**Goal**
Exactly the lines from the line that has "Give me the" through the final line below are to be retyped, and the pictures are not.

================================

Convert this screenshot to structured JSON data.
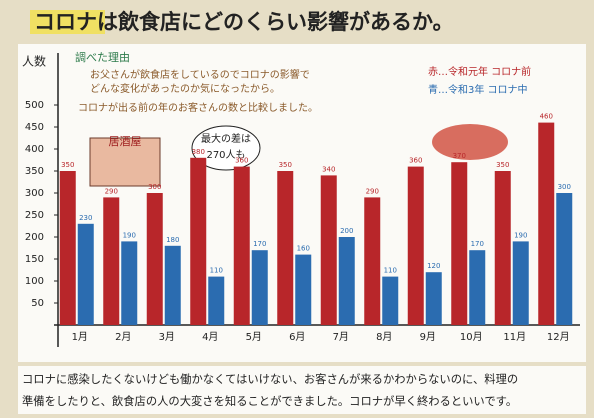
{
  "chart_data": {
    "type": "bar",
    "title": "コロナは飲食店にどのくらい影響があるか。",
    "y_label": "人数",
    "categories": [
      "1月",
      "2月",
      "3月",
      "4月",
      "5月",
      "6月",
      "7月",
      "8月",
      "9月",
      "10月",
      "11月",
      "12月"
    ],
    "series": [
      {
        "name": "赤…令和元年 コロナ前",
        "color": "#b8262a",
        "values": [
          350,
          290,
          300,
          380,
          360,
          350,
          340,
          290,
          360,
          370,
          350,
          460
        ]
      },
      {
        "name": "青…令和3年 コロナ中",
        "color": "#2b6cb0",
        "values": [
          230,
          190,
          180,
          110,
          170,
          160,
          200,
          110,
          120,
          170,
          190,
          300
        ]
      }
    ],
    "ylim": [
      0,
      600
    ],
    "yticks": [
      50,
      100,
      150,
      200,
      250,
      300,
      350,
      400,
      450,
      500
    ],
    "annotations": [
      "調べた理由",
      "お父さんが飲食店をしているのでコロナの影響で",
      "どんな変化があったのか気になったから。",
      "コロナが出る前の年のお客さんの数と比較しました。",
      "居酒屋",
      "最大の差は",
      "270人も"
    ],
    "caption": [
      "コロナに感染したくないけども働かなくてはいけない、お客さんが来るかわからないのに、料理の",
      "準備をしたりと、飲食店の人の大変さを知ることができました。コロナが早く終わるといいです。"
    ]
  }
}
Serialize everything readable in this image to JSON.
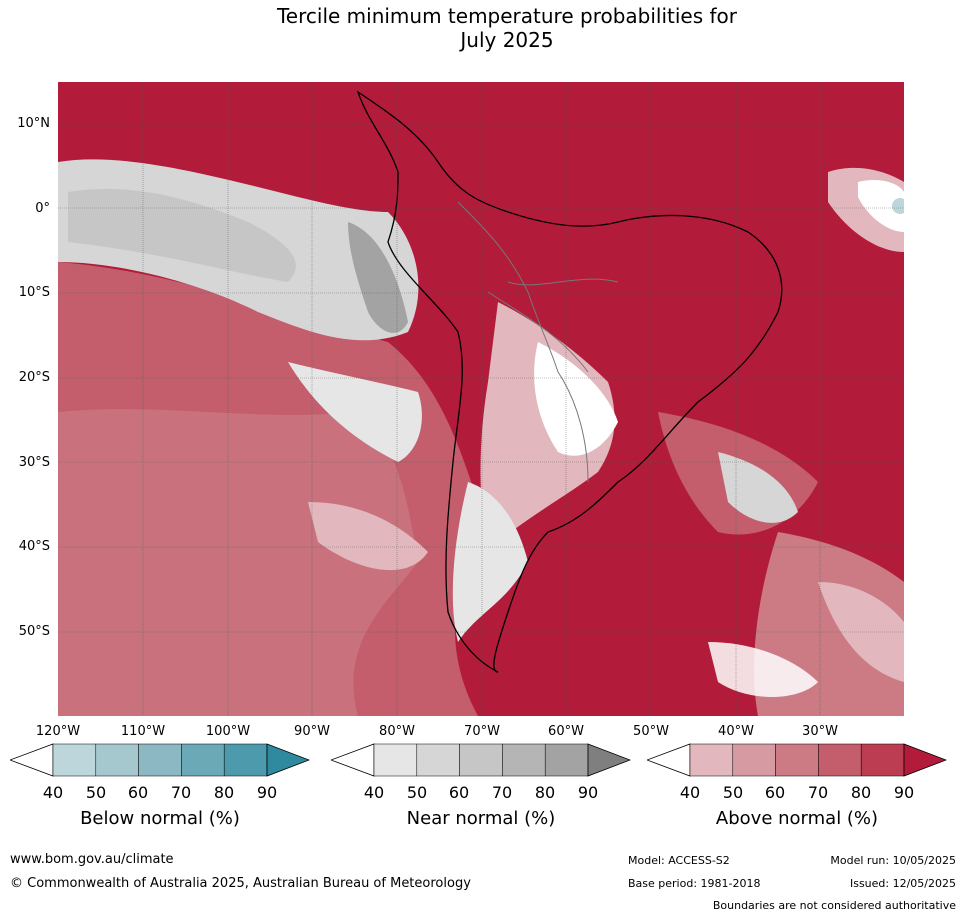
{
  "title": {
    "line1": "Tercile minimum temperature probabilities for",
    "line2": "July 2025"
  },
  "latitude_labels": [
    "10°N",
    "0°",
    "10°S",
    "20°S",
    "30°S",
    "40°S",
    "50°S"
  ],
  "longitude_labels": [
    "120°W",
    "110°W",
    "100°W",
    "90°W",
    "80°W",
    "70°W",
    "60°W",
    "50°W",
    "40°W",
    "30°W"
  ],
  "colorbars": [
    {
      "label": "Below normal (%)",
      "ticks": [
        "40",
        "50",
        "60",
        "70",
        "80",
        "90"
      ],
      "colors": [
        "#ffffff",
        "#bcd6dc",
        "#a5c8cf",
        "#8bb8c3",
        "#6ba9b7",
        "#4c9aac",
        "#2f8aa0"
      ]
    },
    {
      "label": "Near normal (%)",
      "ticks": [
        "40",
        "50",
        "60",
        "70",
        "80",
        "90"
      ],
      "colors": [
        "#ffffff",
        "#e6e6e6",
        "#d6d6d6",
        "#c6c6c6",
        "#b5b5b5",
        "#a3a3a3",
        "#7f7f7f"
      ]
    },
    {
      "label": "Above normal (%)",
      "ticks": [
        "40",
        "50",
        "60",
        "70",
        "80",
        "90"
      ],
      "colors": [
        "#ffffff",
        "#e2b7bd",
        "#d69ba2",
        "#cc7b85",
        "#c45d6c",
        "#bc3d52",
        "#b31b3b"
      ]
    }
  ],
  "footer": {
    "website": "www.bom.gov.au/climate",
    "copyright": "© Commonwealth of Australia 2025, Australian Bureau of Meteorology",
    "model": "Model: ACCESS-S2",
    "base_period": "Base period: 1981-2018",
    "model_run": "Model run: 10/05/2025",
    "issued": "Issued: 12/05/2025",
    "disclaimer": "Boundaries are not considered authoritative"
  }
}
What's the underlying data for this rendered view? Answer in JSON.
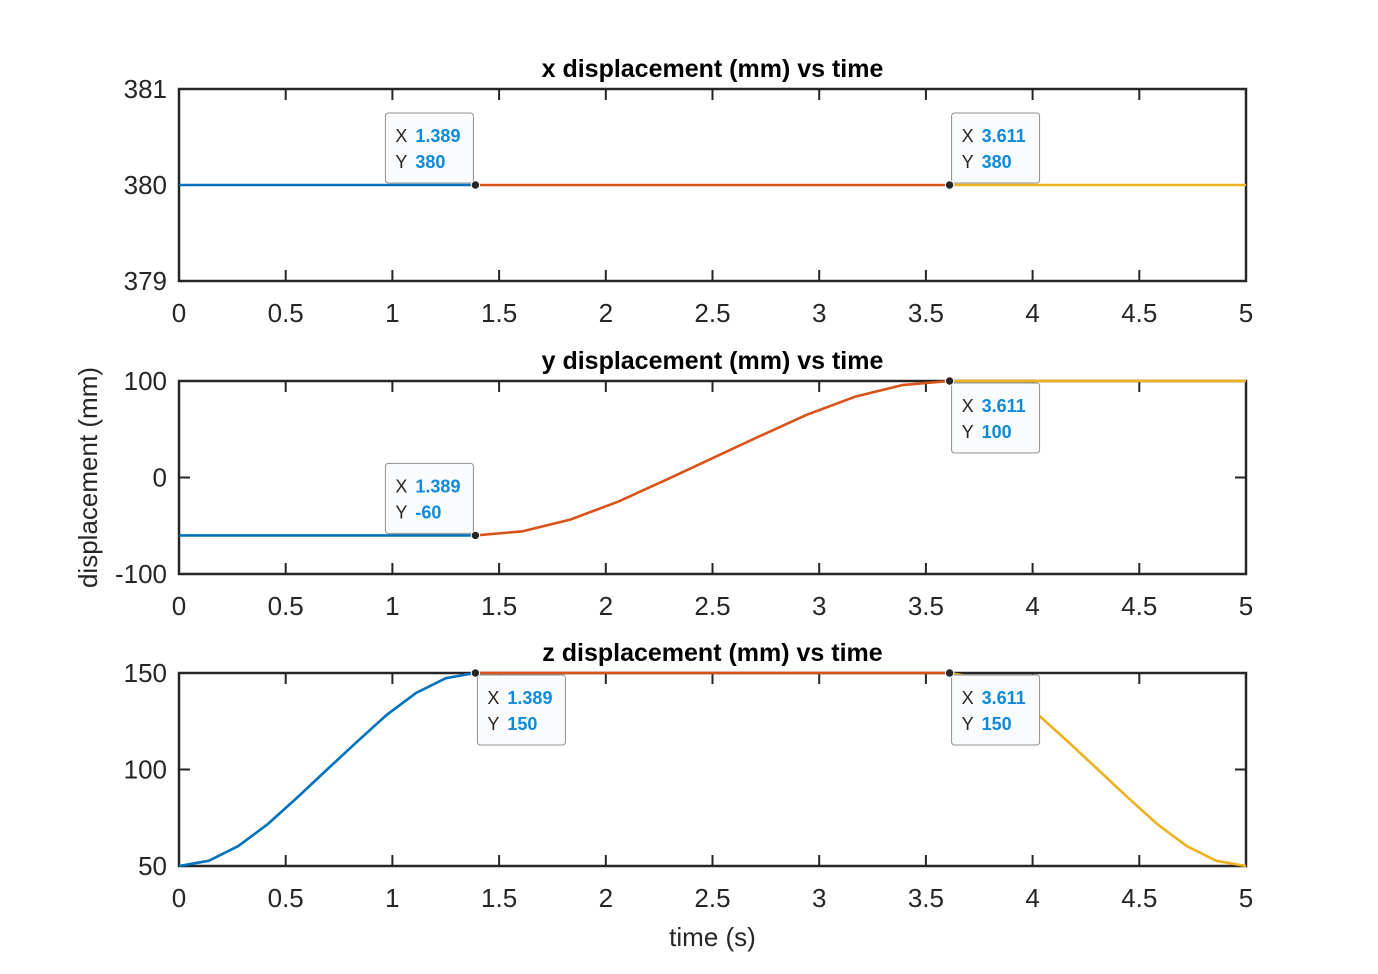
{
  "chart_data": [
    {
      "type": "line",
      "title": "x displacement (mm) vs time",
      "xlabel": "",
      "ylabel": "",
      "xlim": [
        0,
        5
      ],
      "ylim": [
        379,
        381
      ],
      "xticks": [
        "0",
        "0.5",
        "1",
        "1.5",
        "2",
        "2.5",
        "3",
        "3.5",
        "4",
        "4.5",
        "5"
      ],
      "yticks": [
        "379",
        "380",
        "381"
      ],
      "series": [
        {
          "color": "#0072bd",
          "x": [
            0,
            1.389
          ],
          "y": [
            380,
            380
          ]
        },
        {
          "color": "#d95319",
          "x": [
            1.389,
            3.611
          ],
          "y": [
            380,
            380
          ]
        },
        {
          "color": "#edb120",
          "x": [
            3.611,
            5
          ],
          "y": [
            380,
            380
          ]
        }
      ],
      "datatips": [
        {
          "x_label": "X",
          "x_value": "1.389",
          "y_label": "Y",
          "y_value": "380",
          "x": 1.389,
          "y": 380,
          "placement": "above-left"
        },
        {
          "x_label": "X",
          "x_value": "3.611",
          "y_label": "Y",
          "y_value": "380",
          "x": 3.611,
          "y": 380,
          "placement": "above-right"
        }
      ]
    },
    {
      "type": "line",
      "title": "y displacement (mm) vs time",
      "xlabel": "",
      "ylabel": "displacement (mm)",
      "xlim": [
        0,
        5
      ],
      "ylim": [
        -100,
        100
      ],
      "xticks": [
        "0",
        "0.5",
        "1",
        "1.5",
        "2",
        "2.5",
        "3",
        "3.5",
        "4",
        "4.5",
        "5"
      ],
      "yticks": [
        "-100",
        "0",
        "100"
      ],
      "series": [
        {
          "color": "#0072bd",
          "x": [
            0,
            1.389
          ],
          "y": [
            -60,
            -60
          ]
        },
        {
          "color": "#d95319",
          "x": [
            1.389,
            1.611,
            1.833,
            2.056,
            2.278,
            2.5,
            2.722,
            2.944,
            3.167,
            3.389,
            3.611
          ],
          "y": [
            -60,
            -55.7,
            -43.6,
            -25.2,
            -2.9,
            20,
            42.9,
            65.2,
            83.6,
            95.7,
            100
          ]
        },
        {
          "color": "#edb120",
          "x": [
            3.611,
            5
          ],
          "y": [
            100,
            100
          ]
        }
      ],
      "datatips": [
        {
          "x_label": "X",
          "x_value": "1.389",
          "y_label": "Y",
          "y_value": "-60",
          "x": 1.389,
          "y": -60,
          "placement": "above-left"
        },
        {
          "x_label": "X",
          "x_value": "3.611",
          "y_label": "Y",
          "y_value": "100",
          "x": 3.611,
          "y": 100,
          "placement": "below-right"
        }
      ]
    },
    {
      "type": "line",
      "title": "z displacement (mm) vs time",
      "xlabel": "time (s)",
      "ylabel": "",
      "xlim": [
        0,
        5
      ],
      "ylim": [
        50,
        150
      ],
      "xticks": [
        "0",
        "0.5",
        "1",
        "1.5",
        "2",
        "2.5",
        "3",
        "3.5",
        "4",
        "4.5",
        "5"
      ],
      "yticks": [
        "50",
        "100",
        "150"
      ],
      "series": [
        {
          "color": "#0072bd",
          "x": [
            0,
            0.139,
            0.278,
            0.417,
            0.556,
            0.694,
            0.833,
            0.972,
            1.111,
            1.25,
            1.389
          ],
          "y": [
            50,
            52.7,
            60.3,
            71.8,
            85.7,
            100,
            114.3,
            128.2,
            139.7,
            147.3,
            150
          ]
        },
        {
          "color": "#d95319",
          "x": [
            1.389,
            3.611
          ],
          "y": [
            150,
            150
          ]
        },
        {
          "color": "#edb120",
          "x": [
            3.611,
            3.75,
            3.889,
            4.028,
            4.167,
            4.306,
            4.444,
            4.583,
            4.722,
            4.861,
            5
          ],
          "y": [
            150,
            147.3,
            139.7,
            128.2,
            114.3,
            100,
            85.7,
            71.8,
            60.3,
            52.7,
            50
          ]
        }
      ],
      "datatips": [
        {
          "x_label": "X",
          "x_value": "1.389",
          "y_label": "Y",
          "y_value": "150",
          "x": 1.389,
          "y": 150,
          "placement": "below-right"
        },
        {
          "x_label": "X",
          "x_value": "3.611",
          "y_label": "Y",
          "y_value": "150",
          "x": 3.611,
          "y": 150,
          "placement": "below-right"
        }
      ]
    }
  ]
}
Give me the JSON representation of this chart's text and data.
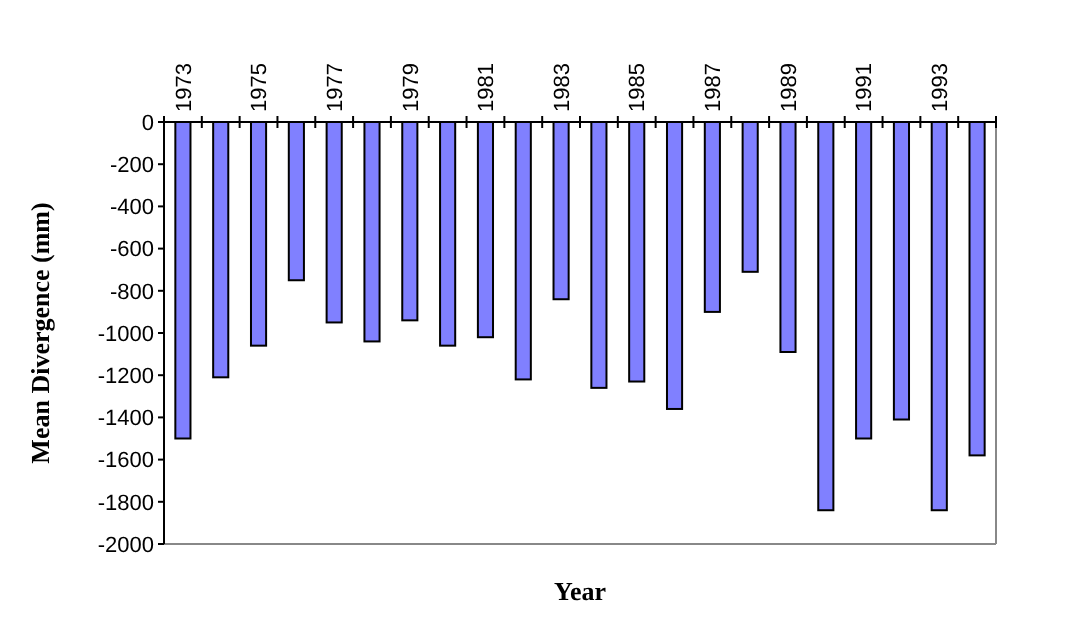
{
  "chart_data": {
    "type": "bar",
    "xlabel": "Year",
    "ylabel": "Mean Divergence (mm)",
    "categories": [
      "1973",
      null,
      "1975",
      null,
      "1977",
      null,
      "1979",
      null,
      "1981",
      null,
      "1983",
      null,
      "1985",
      null,
      "1987",
      null,
      "1989",
      null,
      "1991",
      null,
      "1993",
      null
    ],
    "values": [
      -1500,
      -1210,
      -1060,
      -750,
      -950,
      -1040,
      -940,
      -1060,
      -1020,
      -1220,
      -840,
      -1260,
      -1230,
      -1360,
      -900,
      -710,
      -1090,
      -1840,
      -1500,
      -1410,
      -1840,
      -1580
    ],
    "color": "#8080ff",
    "ylim": [
      -2000,
      0
    ],
    "yticks": [
      -2000,
      -1800,
      -1600,
      -1400,
      -1200,
      -1000,
      -800,
      -600,
      -400,
      -200,
      0
    ],
    "grid": false
  }
}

================================

**Written solution**
Give me the JSON representation of this chart's text and data.
{
  "chart_data": {
    "type": "bar",
    "xlabel": "Year",
    "ylabel": "Mean Divergence (mm)",
    "categories": [
      "1973",
      null,
      "1975",
      null,
      "1977",
      null,
      "1979",
      null,
      "1981",
      null,
      "1983",
      null,
      "1985",
      null,
      "1987",
      null,
      "1989",
      null,
      "1991",
      null,
      "1993",
      null
    ],
    "values": [
      -1500,
      -1210,
      -1060,
      -750,
      -950,
      -1040,
      -940,
      -1060,
      -1020,
      -1220,
      -840,
      -1260,
      -1230,
      -1360,
      -900,
      -710,
      -1090,
      -1840,
      -1500,
      -1410,
      -1840,
      -1580
    ],
    "color": "#8080ff",
    "ylim": [
      -2000,
      0
    ],
    "yticks": [
      -2000,
      -1800,
      -1600,
      -1400,
      -1200,
      -1000,
      -800,
      -600,
      -400,
      -200,
      0
    ],
    "grid": false
  }
}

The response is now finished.